**Exercise task:** Take each line that has the word "before" and return it.
[start]
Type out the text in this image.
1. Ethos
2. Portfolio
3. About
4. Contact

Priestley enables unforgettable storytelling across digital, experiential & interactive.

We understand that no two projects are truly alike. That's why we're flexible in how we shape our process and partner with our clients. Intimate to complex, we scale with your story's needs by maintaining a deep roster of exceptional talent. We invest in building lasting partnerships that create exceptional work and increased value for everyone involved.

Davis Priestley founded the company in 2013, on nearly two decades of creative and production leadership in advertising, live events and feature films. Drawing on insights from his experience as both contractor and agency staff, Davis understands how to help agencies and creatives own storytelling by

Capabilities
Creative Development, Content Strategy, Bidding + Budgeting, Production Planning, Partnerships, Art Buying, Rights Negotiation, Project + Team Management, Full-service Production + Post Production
[end]
[start]
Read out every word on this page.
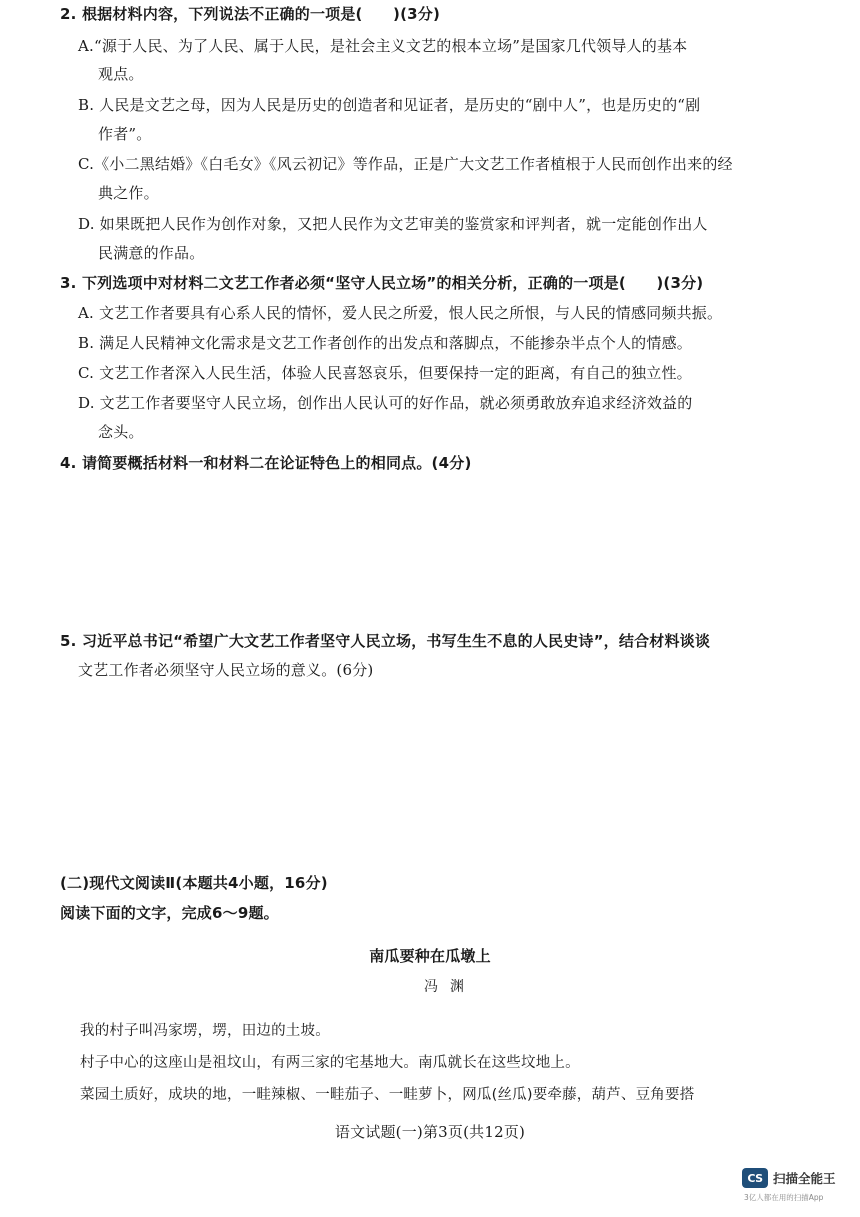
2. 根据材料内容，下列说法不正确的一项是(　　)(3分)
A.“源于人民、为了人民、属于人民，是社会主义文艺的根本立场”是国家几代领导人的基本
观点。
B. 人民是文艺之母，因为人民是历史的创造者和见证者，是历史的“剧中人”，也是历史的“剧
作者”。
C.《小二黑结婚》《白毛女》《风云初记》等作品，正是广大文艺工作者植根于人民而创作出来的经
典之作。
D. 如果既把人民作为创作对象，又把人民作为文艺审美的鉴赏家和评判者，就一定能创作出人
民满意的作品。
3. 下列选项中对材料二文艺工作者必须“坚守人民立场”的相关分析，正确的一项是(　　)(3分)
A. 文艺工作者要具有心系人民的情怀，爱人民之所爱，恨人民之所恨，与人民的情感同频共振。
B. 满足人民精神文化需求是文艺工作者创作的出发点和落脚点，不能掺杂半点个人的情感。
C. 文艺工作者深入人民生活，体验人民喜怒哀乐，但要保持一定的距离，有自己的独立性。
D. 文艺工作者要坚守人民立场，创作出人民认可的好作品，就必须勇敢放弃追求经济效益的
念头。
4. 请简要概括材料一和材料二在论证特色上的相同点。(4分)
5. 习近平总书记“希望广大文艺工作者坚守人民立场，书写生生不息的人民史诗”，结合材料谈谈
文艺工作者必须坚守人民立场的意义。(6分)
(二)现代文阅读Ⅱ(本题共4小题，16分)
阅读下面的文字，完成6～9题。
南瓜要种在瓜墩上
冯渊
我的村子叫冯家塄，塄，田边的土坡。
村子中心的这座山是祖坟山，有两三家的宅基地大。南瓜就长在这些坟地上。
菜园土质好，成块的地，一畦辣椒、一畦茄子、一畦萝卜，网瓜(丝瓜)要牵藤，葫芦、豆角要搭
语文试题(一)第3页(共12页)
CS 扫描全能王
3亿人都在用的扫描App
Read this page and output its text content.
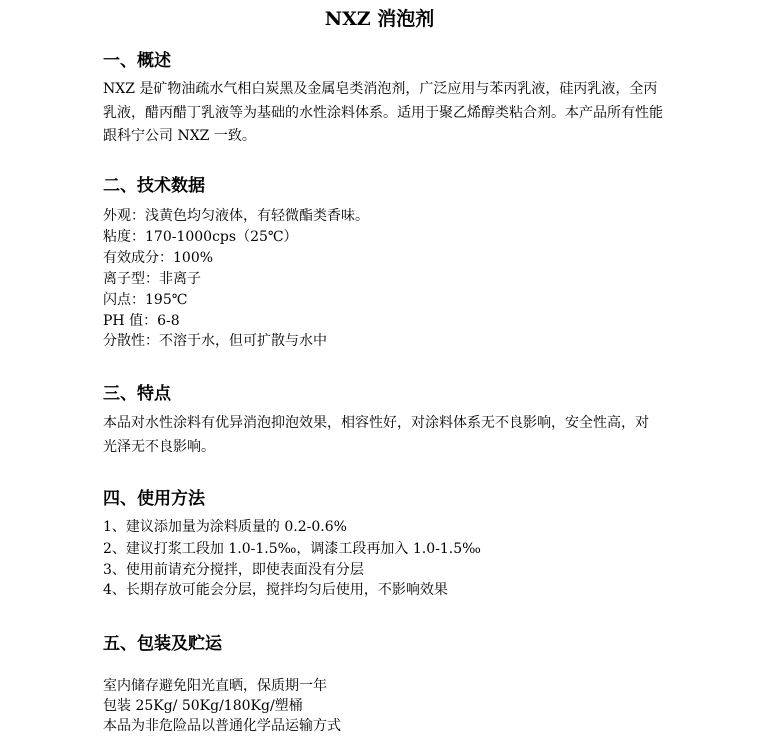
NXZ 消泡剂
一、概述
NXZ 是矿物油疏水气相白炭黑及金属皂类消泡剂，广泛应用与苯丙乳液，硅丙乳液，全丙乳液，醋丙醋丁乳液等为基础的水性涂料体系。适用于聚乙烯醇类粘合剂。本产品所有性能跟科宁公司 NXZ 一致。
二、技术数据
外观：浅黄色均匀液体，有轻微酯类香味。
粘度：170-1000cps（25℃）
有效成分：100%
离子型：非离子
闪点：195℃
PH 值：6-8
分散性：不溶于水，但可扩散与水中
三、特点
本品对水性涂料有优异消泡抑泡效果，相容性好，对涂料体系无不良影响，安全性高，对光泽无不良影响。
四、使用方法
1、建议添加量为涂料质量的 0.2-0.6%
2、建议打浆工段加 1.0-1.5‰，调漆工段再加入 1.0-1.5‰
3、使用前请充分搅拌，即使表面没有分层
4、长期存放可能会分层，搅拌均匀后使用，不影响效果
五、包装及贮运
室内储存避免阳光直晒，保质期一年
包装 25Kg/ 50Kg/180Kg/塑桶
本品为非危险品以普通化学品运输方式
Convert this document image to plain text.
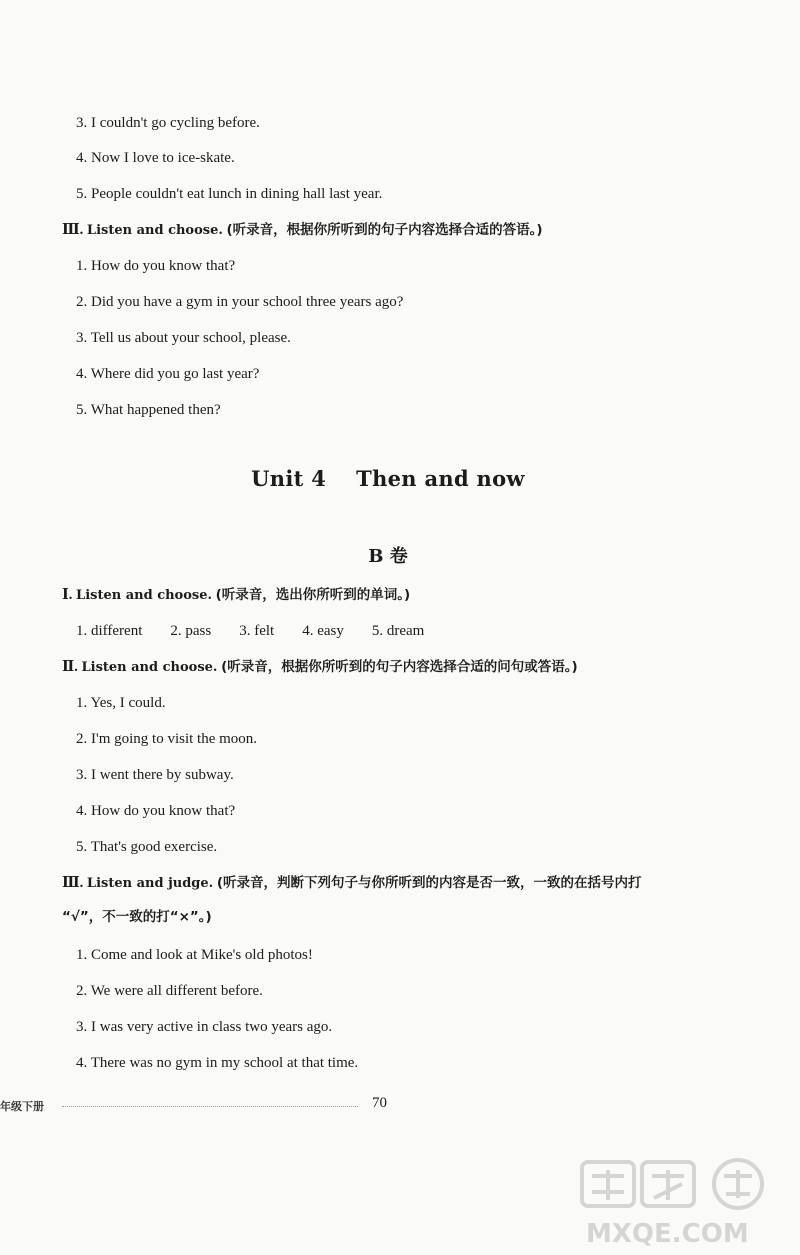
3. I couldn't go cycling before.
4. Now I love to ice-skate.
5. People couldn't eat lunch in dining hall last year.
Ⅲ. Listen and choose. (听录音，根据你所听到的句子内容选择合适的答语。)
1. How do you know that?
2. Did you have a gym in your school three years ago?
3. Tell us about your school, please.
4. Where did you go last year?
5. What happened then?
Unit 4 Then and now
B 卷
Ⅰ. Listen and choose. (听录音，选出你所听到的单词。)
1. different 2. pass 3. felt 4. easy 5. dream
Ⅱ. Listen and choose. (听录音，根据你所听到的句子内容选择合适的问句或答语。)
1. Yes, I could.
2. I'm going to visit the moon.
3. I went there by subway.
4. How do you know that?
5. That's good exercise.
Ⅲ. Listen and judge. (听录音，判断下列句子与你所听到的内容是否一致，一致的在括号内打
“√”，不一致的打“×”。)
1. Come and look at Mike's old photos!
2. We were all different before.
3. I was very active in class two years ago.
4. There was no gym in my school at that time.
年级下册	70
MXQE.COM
[end]
[start]
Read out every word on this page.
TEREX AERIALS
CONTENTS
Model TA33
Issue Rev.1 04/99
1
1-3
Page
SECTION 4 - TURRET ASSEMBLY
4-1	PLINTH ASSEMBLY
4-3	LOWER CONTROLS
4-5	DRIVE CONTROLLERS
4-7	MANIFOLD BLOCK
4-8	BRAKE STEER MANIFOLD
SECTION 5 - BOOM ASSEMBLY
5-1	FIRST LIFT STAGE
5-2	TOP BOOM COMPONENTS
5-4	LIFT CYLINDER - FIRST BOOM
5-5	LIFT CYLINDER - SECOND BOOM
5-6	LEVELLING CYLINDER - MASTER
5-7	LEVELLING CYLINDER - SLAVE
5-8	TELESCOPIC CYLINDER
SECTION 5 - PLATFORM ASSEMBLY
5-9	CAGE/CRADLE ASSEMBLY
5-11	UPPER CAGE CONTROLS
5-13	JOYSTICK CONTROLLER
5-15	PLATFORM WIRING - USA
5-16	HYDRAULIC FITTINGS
[end]
**Final result:**
3. I couldn't go cycling before.
2. We were all different before.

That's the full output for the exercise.